>>
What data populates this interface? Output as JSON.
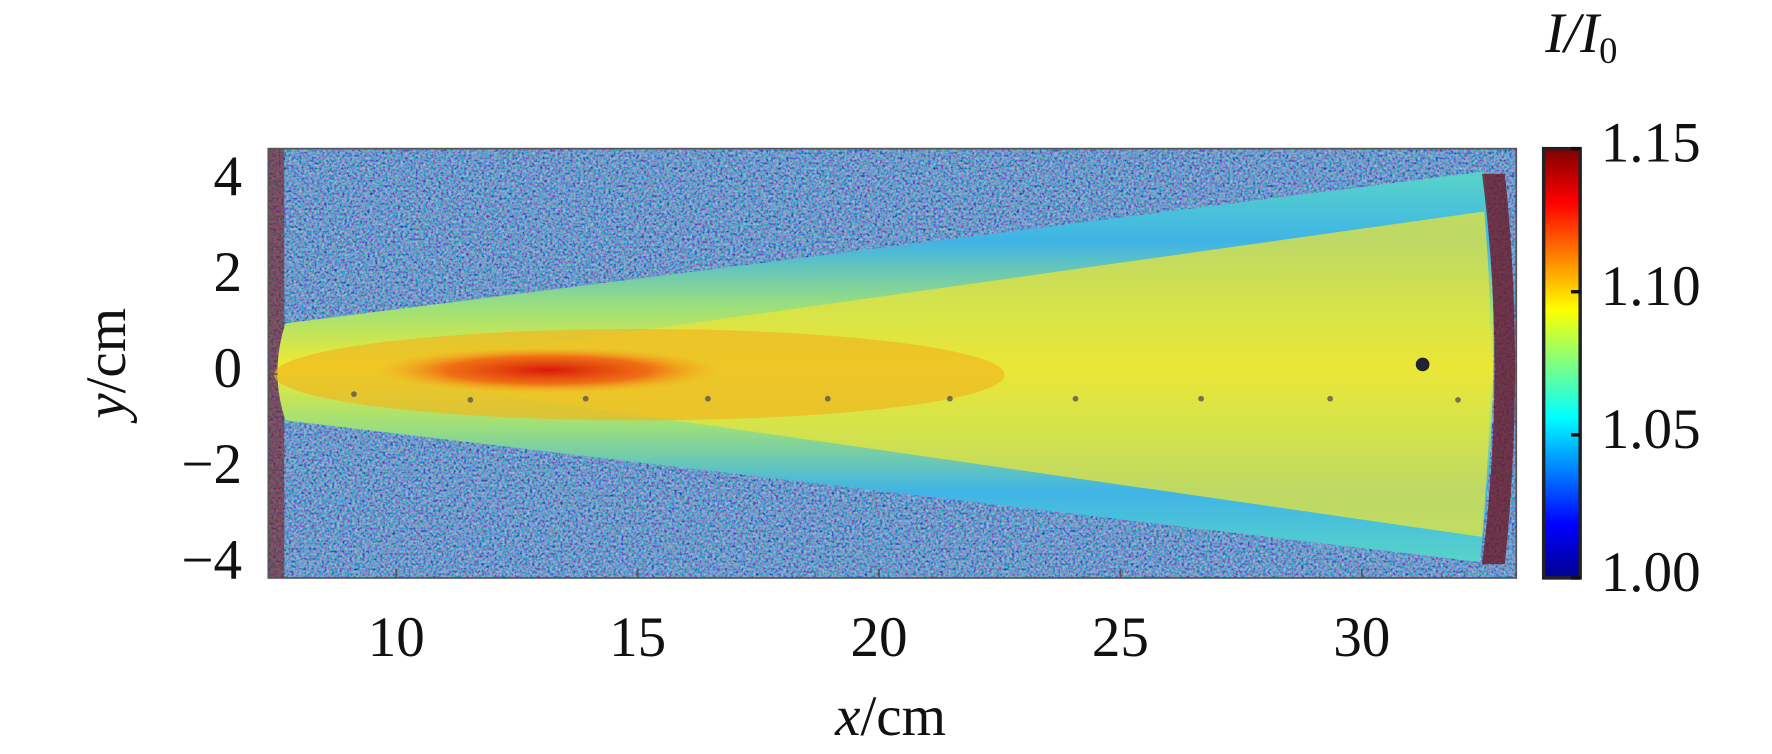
{
  "chart_data": {
    "type": "heatmap",
    "xlabel": [
      "x",
      "/cm"
    ],
    "ylabel": [
      "y",
      "/cm"
    ],
    "colorbar_label": [
      "I/I",
      "0"
    ],
    "xlim": [
      7.35,
      33.2
    ],
    "xticks": [
      10,
      15,
      20,
      25,
      30
    ],
    "ylim": [
      -4.25,
      4.7
    ],
    "yticks": [
      {
        "value": -4,
        "label": "−4"
      },
      {
        "value": -2,
        "label": "−2"
      },
      0,
      2,
      4
    ],
    "clim": [
      1.0,
      1.15
    ],
    "cticks": [
      {
        "value": 1.0,
        "label": "1.00"
      },
      {
        "value": 1.05,
        "label": "1.05"
      },
      {
        "value": 1.1,
        "label": "1.10"
      },
      {
        "value": 1.15,
        "label": "1.15"
      }
    ],
    "colormap": [
      "#00008f",
      "#0000ff",
      "#0080ff",
      "#00ffff",
      "#80ff80",
      "#ffff00",
      "#ff8000",
      "#ff0000",
      "#800000"
    ]
  }
}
<<
**WHAT THIS TASK INVOLVES**. Leaving aside the images, write out the entries above word for word.

**EXERCISE SOLUTION**.
What data populates this interface? Output as JSON.
{
  "chart_data": {
    "type": "heatmap",
    "xlabel": [
      "x",
      "/cm"
    ],
    "ylabel": [
      "y",
      "/cm"
    ],
    "colorbar_label": [
      "I/I",
      "0"
    ],
    "xlim": [
      7.35,
      33.2
    ],
    "xticks": [
      10,
      15,
      20,
      25,
      30
    ],
    "ylim": [
      -4.25,
      4.7
    ],
    "yticks": [
      {
        "value": -4,
        "label": "−4"
      },
      {
        "value": -2,
        "label": "−2"
      },
      0,
      2,
      4
    ],
    "clim": [
      1.0,
      1.15
    ],
    "cticks": [
      {
        "value": 1.0,
        "label": "1.00"
      },
      {
        "value": 1.05,
        "label": "1.05"
      },
      {
        "value": 1.1,
        "label": "1.10"
      },
      {
        "value": 1.15,
        "label": "1.15"
      }
    ],
    "colormap": [
      "#00008f",
      "#0000ff",
      "#0080ff",
      "#00ffff",
      "#80ff80",
      "#ffff00",
      "#ff8000",
      "#ff0000",
      "#800000"
    ]
  }
}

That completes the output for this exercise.